** Start **

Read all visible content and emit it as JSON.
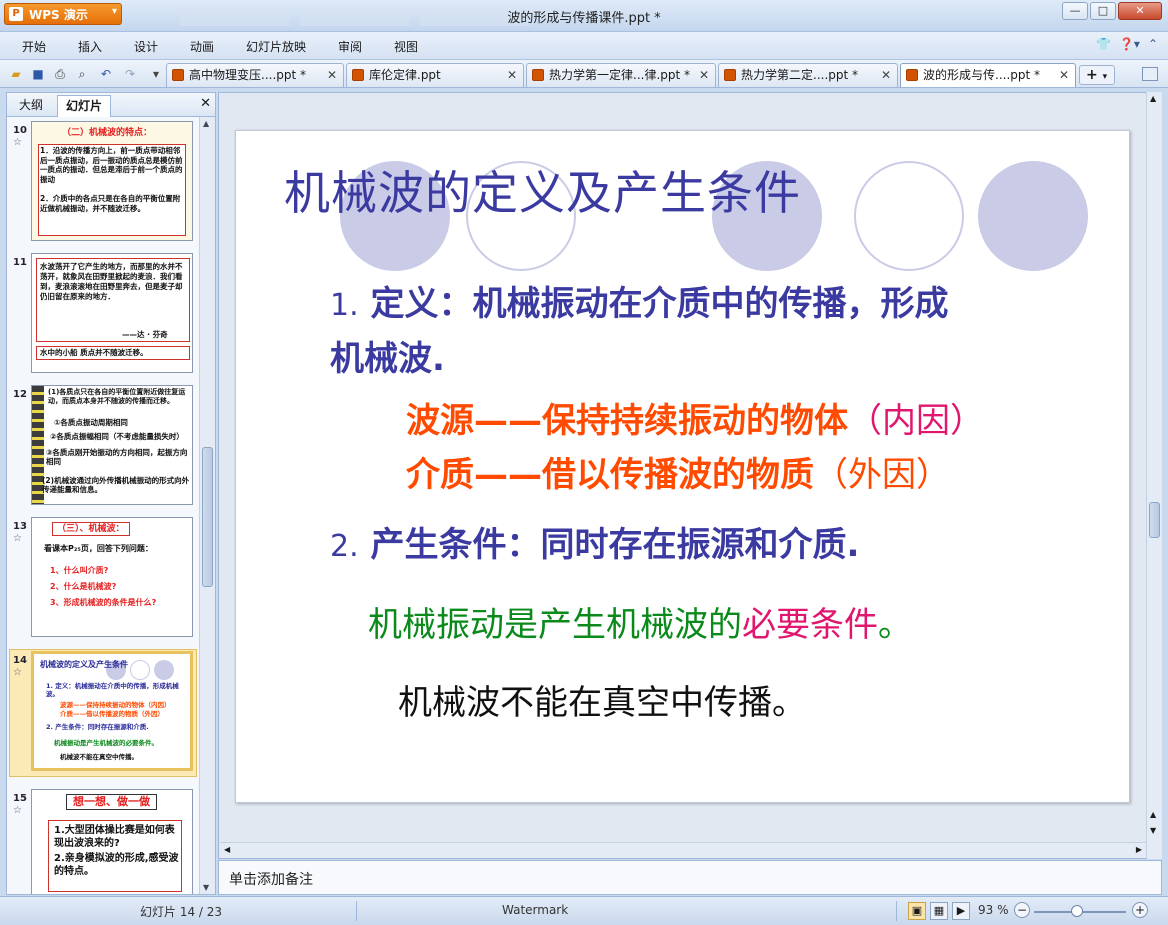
{
  "window": {
    "title": "波的形成与传播课件.ppt *",
    "app_label": "WPS 演示",
    "logo_glyph": "P",
    "buttons": {
      "minimize": "—",
      "restore": "□",
      "close": "✕"
    }
  },
  "menu": {
    "items": [
      "开始",
      "插入",
      "设计",
      "动画",
      "幻灯片放映",
      "审阅",
      "视图"
    ],
    "right_icons": [
      "shirt-icon",
      "help-icon"
    ]
  },
  "doc_tabs": [
    {
      "label": "高中物理变压....ppt *",
      "active": false
    },
    {
      "label": "库伦定律.ppt",
      "active": false
    },
    {
      "label": "热力学第一定律...律.ppt *",
      "active": false
    },
    {
      "label": "热力学第二定....ppt *",
      "active": false
    },
    {
      "label": "波的形成与传....ppt *",
      "active": true
    }
  ],
  "left_panel": {
    "tabs": [
      "大纲",
      "幻灯片"
    ],
    "active_tab": "幻灯片",
    "slides": [
      {
        "number": "10",
        "heading": "（二）机械波的特点：",
        "lines": [
          "1．沿波的传播方向上，前一质点带动相邻后一质点振动，后一振动的质点总是模仿前一质点的振动．但总是滞后于前一个质点的振动",
          "2．介质中的各点只是在各自的平衡位置附近做机械振动，并不随波迁移。"
        ]
      },
      {
        "number": "11",
        "lines": [
          "水波荡开了它产生的地方，而那里的水并不荡开，就象风在田野里掀起的麦浪．我们看到，麦浪滚滚地在田野里奔去，但是麦子却仍旧留在原来的地方．",
          "——达 · 芬奇"
        ],
        "caption": "水中的小船    质点并不随波迁移。"
      },
      {
        "number": "12",
        "lines": [
          "(1)各质点只在各自的平衡位置附近做往复运动，而质点本身并不随波的传播而迁移。",
          "①各质点振动周期相同",
          "②各质点振幅相同（不考虑能量损失时）",
          "③各质点刚开始振动的方向相同，起振方向相同",
          "(2)机械波通过向外传播机械振动的形式向外传递能量和信息。"
        ]
      },
      {
        "number": "13",
        "heading": "（三）、机械波：",
        "intro": "看课本P₂₅页，回答下列问题：",
        "lines": [
          "1、什么叫介质?",
          "2、什么是机械波?",
          "3、形成机械波的条件是什么?"
        ]
      },
      {
        "number": "14",
        "heading": "机械波的定义及产生条件",
        "lines": [
          "1. 定义：机械振动在介质中的传播，形成机械波。",
          "波源——保持持续振动的物体（内因）",
          "介质——借以传播波的物质（外因）",
          "2. 产生条件：同时存在振源和介质.",
          "机械振动是产生机械波的必要条件。",
          "机械波不能在真空中传播。"
        ]
      },
      {
        "number": "15",
        "heading": "想一想、做一做",
        "lines": [
          "1.大型团体操比赛是如何表现出波浪来的?",
          "2.亲身模拟波的形成,感受波的特点。"
        ]
      }
    ]
  },
  "slide": {
    "title": "机械波的定义及产生条件",
    "def_num": "1.",
    "def_line1": "定义：机械振动在介质中的传播，形成",
    "def_line2": "机械波.",
    "source_a": "波源——保持持续振动的物体",
    "source_b": "（内因）",
    "medium_a": "介质——借以传播波的物质",
    "medium_b": "（外因）",
    "cond_num": "2.",
    "condition": "产生条件：同时存在振源和介质.",
    "necessary_a": "机械振动是产生机械波的",
    "necessary_b": "必要条件",
    "necessary_c": "。",
    "vacuum": "机械波不能在真空中传播。"
  },
  "notes_placeholder": "单击添加备注",
  "status": {
    "slide_counter": "幻灯片 14 / 23",
    "theme": "Watermark",
    "zoom": "93 %"
  },
  "colors": {
    "title_blue": "#3a3aa0",
    "body_blue": "#3a3aa0",
    "red_orange": "#ff4a00",
    "pink": "#e0166f",
    "green": "#0a8a1a",
    "circle": "#c9cbe7"
  }
}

** End **

— WORK TO BE COMPLETED —
Look through the data above. Each line containing the word "机械振动在介质中的传播" needs to be copied.

— SOLUTION TO THE EXERCISE —
          "1. 定义：机械振动在介质中的传播，形成机械波。",
    "def_line1": "定义：机械振动在介质中的传播，形成",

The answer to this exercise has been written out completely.